Each entry below should be reproduced character for character.

#### Stored data
####################
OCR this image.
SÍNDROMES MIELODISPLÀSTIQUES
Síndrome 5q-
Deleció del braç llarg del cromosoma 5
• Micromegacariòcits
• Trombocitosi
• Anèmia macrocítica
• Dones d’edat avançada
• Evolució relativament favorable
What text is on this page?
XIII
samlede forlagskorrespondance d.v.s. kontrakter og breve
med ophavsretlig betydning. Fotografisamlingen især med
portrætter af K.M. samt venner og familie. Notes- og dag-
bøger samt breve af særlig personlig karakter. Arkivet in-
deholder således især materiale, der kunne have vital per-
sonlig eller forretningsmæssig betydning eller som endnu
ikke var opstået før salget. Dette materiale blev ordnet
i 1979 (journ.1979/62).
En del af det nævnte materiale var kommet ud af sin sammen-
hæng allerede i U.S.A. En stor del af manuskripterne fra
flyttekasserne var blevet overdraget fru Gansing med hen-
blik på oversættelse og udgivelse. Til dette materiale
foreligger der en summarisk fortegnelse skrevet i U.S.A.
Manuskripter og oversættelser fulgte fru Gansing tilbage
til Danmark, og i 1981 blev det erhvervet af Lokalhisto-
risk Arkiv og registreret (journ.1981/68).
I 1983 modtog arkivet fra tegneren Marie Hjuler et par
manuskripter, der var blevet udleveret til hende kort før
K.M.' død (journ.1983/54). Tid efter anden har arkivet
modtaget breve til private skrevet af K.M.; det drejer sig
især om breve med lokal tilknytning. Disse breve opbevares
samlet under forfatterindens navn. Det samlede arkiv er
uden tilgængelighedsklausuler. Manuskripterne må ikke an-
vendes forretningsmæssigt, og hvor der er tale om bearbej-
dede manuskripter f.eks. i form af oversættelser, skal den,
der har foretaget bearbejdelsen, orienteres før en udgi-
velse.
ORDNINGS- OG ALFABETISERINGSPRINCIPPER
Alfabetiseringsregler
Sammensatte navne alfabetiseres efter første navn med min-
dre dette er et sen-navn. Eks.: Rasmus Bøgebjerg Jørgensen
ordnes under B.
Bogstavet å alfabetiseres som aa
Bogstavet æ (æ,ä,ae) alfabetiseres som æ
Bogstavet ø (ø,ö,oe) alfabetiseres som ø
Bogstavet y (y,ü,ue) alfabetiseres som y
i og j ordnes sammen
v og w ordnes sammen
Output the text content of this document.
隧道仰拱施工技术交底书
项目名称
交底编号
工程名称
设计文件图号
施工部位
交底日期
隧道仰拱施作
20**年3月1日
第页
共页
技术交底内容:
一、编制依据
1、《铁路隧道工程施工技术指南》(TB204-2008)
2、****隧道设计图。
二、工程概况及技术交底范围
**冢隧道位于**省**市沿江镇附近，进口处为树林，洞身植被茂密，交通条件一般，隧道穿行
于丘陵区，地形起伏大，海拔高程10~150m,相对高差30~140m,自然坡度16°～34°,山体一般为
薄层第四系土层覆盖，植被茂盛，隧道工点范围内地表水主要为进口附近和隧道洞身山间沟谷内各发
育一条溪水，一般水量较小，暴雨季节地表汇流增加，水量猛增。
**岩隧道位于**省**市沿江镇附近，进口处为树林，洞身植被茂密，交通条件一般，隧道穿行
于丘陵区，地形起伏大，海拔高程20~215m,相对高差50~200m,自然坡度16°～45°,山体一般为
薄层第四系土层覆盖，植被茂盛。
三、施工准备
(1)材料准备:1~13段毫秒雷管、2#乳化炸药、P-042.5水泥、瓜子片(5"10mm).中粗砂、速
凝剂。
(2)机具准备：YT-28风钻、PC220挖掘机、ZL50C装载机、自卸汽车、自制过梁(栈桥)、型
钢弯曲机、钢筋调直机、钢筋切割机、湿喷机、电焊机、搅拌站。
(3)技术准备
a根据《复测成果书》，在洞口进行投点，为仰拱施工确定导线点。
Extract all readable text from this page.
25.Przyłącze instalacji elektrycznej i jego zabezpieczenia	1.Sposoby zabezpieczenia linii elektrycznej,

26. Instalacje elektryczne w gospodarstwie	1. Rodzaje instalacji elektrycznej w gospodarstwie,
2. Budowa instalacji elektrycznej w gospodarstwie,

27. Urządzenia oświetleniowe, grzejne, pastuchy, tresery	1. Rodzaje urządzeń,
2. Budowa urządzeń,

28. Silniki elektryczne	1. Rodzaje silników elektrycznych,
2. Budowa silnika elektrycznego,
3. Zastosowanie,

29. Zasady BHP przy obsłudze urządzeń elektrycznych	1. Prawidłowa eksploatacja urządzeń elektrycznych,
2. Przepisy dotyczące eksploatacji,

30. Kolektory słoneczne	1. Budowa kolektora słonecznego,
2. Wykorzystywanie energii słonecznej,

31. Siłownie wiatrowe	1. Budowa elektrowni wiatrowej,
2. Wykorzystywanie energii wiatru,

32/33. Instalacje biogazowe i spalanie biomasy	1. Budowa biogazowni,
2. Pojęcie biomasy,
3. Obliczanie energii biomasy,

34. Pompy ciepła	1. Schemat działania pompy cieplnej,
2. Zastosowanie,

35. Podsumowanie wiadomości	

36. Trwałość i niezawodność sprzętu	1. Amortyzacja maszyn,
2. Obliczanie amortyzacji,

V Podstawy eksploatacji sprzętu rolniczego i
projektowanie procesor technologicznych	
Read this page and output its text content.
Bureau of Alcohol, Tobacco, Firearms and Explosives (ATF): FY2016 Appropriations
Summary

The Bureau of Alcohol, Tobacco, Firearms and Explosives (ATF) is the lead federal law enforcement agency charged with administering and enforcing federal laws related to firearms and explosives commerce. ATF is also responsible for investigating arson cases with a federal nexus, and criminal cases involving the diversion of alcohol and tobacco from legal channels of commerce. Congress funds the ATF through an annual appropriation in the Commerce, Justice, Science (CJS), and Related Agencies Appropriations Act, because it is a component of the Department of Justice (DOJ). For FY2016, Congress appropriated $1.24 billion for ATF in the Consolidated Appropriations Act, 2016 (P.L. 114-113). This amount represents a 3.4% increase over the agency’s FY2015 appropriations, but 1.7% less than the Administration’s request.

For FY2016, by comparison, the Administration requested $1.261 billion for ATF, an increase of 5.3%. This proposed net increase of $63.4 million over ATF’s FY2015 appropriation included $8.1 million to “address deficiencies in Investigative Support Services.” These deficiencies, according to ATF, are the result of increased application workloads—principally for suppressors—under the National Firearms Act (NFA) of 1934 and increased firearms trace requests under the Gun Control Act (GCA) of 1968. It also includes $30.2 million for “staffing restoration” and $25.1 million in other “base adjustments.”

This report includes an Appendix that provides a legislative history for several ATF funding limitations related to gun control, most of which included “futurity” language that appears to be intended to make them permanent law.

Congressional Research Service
####################
#### Finished answer
OCR this image.
SÍNDROMES MIELODISPLÀSTIQUES
Síndrome 5q-
Deleció del braç llarg del cromosoma 5
• Micromegacariòcits
• Trombocitosi
• Anèmia macrocítica
• Dones d’edat avançada
• Evolució relativament favorable
What text is on this page?
XIII
samlede forlagskorrespondance d.v.s. kontrakter og breve
med ophavsretlig betydning. Fotografisamlingen især med
portrætter af K.M. samt venner og familie. Notes- og dag-
bøger samt breve af særlig personlig karakter. Arkivet in-
deholder således især materiale, der kunne have vital per-
sonlig eller forretningsmæssig betydning eller som endnu
ikke var opstået før salget. Dette materiale blev ordnet
i 1979 (journ.1979/62).
En del af det nævnte materiale var kommet ud af sin sammen-
hæng allerede i U.S.A. En stor del af manuskripterne fra
flyttekasserne var blevet overdraget fru Gansing med hen-
blik på oversættelse og udgivelse. Til dette materiale
foreligger der en summarisk fortegnelse skrevet i U.S.A.
Manuskripter og oversættelser fulgte fru Gansing tilbage
til Danmark, og i 1981 blev det erhvervet af Lokalhisto-
risk Arkiv og registreret (journ.1981/68).
I 1983 modtog arkivet fra tegneren Marie Hjuler et par
manuskripter, der var blevet udleveret til hende kort før
K.M.' død (journ.1983/54). Tid efter anden har arkivet
modtaget breve til private skrevet af K.M.; det drejer sig
især om breve med lokal tilknytning. Disse breve opbevares
samlet under forfatterindens navn. Det samlede arkiv er
uden tilgængelighedsklausuler. Manuskripterne må ikke an-
vendes forretningsmæssigt, og hvor der er tale om bearbej-
dede manuskripter f.eks. i form af oversættelser, skal den,
der har foretaget bearbejdelsen, orienteres før en udgi-
velse.
ORDNINGS- OG ALFABETISERINGSPRINCIPPER
Alfabetiseringsregler
Sammensatte navne alfabetiseres efter første navn med min-
dre dette er et sen-navn. Eks.: Rasmus Bøgebjerg Jørgensen
ordnes under B.
Bogstavet å alfabetiseres som aa
Bogstavet æ (æ,ä,ae) alfabetiseres som æ
Bogstavet ø (ø,ö,oe) alfabetiseres som ø
Bogstavet y (y,ü,ue) alfabetiseres som y
i og j ordnes sammen
v og w ordnes sammen
Output the text content of this document.
隧道仰拱施工技术交底书
项目名称
交底编号
工程名称
设计文件图号
施工部位
交底日期
隧道仰拱施作
20**年3月1日
第页
共页
技术交底内容:
一、编制依据
1、《铁路隧道工程施工技术指南》(TB204-2008)
2、****隧道设计图。
二、工程概况及技术交底范围
**冢隧道位于**省**市沿江镇附近，进口处为树林，洞身植被茂密，交通条件一般，隧道穿行
于丘陵区，地形起伏大，海拔高程10~150m,相对高差30~140m,自然坡度16°～34°,山体一般为
薄层第四系土层覆盖，植被茂盛，隧道工点范围内地表水主要为进口附近和隧道洞身山间沟谷内各发
育一条溪水，一般水量较小，暴雨季节地表汇流增加，水量猛增。
**岩隧道位于**省**市沿江镇附近，进口处为树林，洞身植被茂密，交通条件一般，隧道穿行
于丘陵区，地形起伏大，海拔高程20~215m,相对高差50~200m,自然坡度16°～45°,山体一般为
薄层第四系土层覆盖，植被茂盛。
三、施工准备
(1)材料准备:1~13段毫秒雷管、2#乳化炸药、P-042.5水泥、瓜子片(5"10mm).中粗砂、速
凝剂。
(2)机具准备：YT-28风钻、PC220挖掘机、ZL50C装载机、自卸汽车、自制过梁(栈桥)、型
钢弯曲机、钢筋调直机、钢筋切割机、湿喷机、电焊机、搅拌站。
(3)技术准备
a根据《复测成果书》，在洞口进行投点，为仰拱施工确定导线点。
Extract all readable text from this page.
25.Przyłącze instalacji elektrycznej i jego zabezpieczenia	1.Sposoby zabezpieczenia linii elektrycznej,

26. Instalacje elektryczne w gospodarstwie	1. Rodzaje instalacji elektrycznej w gospodarstwie,
2. Budowa instalacji elektrycznej w gospodarstwie,

27. Urządzenia oświetleniowe, grzejne, pastuchy, tresery	1. Rodzaje urządzeń,
2. Budowa urządzeń,

28. Silniki elektryczne	1. Rodzaje silników elektrycznych,
2. Budowa silnika elektrycznego,
3. Zastosowanie,

29. Zasady BHP przy obsłudze urządzeń elektrycznych	1. Prawidłowa eksploatacja urządzeń elektrycznych,
2. Przepisy dotyczące eksploatacji,

30. Kolektory słoneczne	1. Budowa kolektora słonecznego,
2. Wykorzystywanie energii słonecznej,

31. Siłownie wiatrowe	1. Budowa elektrowni wiatrowej,
2. Wykorzystywanie energii wiatru,

32/33. Instalacje biogazowe i spalanie biomasy	1. Budowa biogazowni,
2. Pojęcie biomasy,
3. Obliczanie energii biomasy,

34. Pompy ciepła	1. Schemat działania pompy cieplnej,
2. Zastosowanie,

35. Podsumowanie wiadomości	

36. Trwałość i niezawodność sprzętu	1. Amortyzacja maszyn,
2. Obliczanie amortyzacji,

V Podstawy eksploatacji sprzętu rolniczego i
projektowanie procesor technologicznych	
Read this page and output its text content.
Bureau of Alcohol, Tobacco, Firearms and Explosives (ATF): FY2016 Appropriations
Summary

The Bureau of Alcohol, Tobacco, Firearms and Explosives (ATF) is the lead federal law enforcement agency charged with administering and enforcing federal laws related to firearms and explosives commerce. ATF is also responsible for investigating arson cases with a federal nexus, and criminal cases involving the diversion of alcohol and tobacco from legal channels of commerce. Congress funds the ATF through an annual appropriation in the Commerce, Justice, Science (CJS), and Related Agencies Appropriations Act, because it is a component of the Department of Justice (DOJ). For FY2016, Congress appropriated $1.24 billion for ATF in the Consolidated Appropriations Act, 2016 (P.L. 114-113). This amount represents a 3.4% increase over the agency’s FY2015 appropriations, but 1.7% less than the Administration’s request.

For FY2016, by comparison, the Administration requested $1.261 billion for ATF, an increase of 5.3%. This proposed net increase of $63.4 million over ATF’s FY2015 appropriation included $8.1 million to “address deficiencies in Investigative Support Services.” These deficiencies, according to ATF, are the result of increased application workloads—principally for suppressors—under the National Firearms Act (NFA) of 1934 and increased firearms trace requests under the Gun Control Act (GCA) of 1968. It also includes $30.2 million for “staffing restoration” and $25.1 million in other “base adjustments.”

This report includes an Appendix that provides a legislative history for several ATF funding limitations related to gun control, most of which included “futurity” language that appears to be intended to make them permanent law.

Congressional Research Service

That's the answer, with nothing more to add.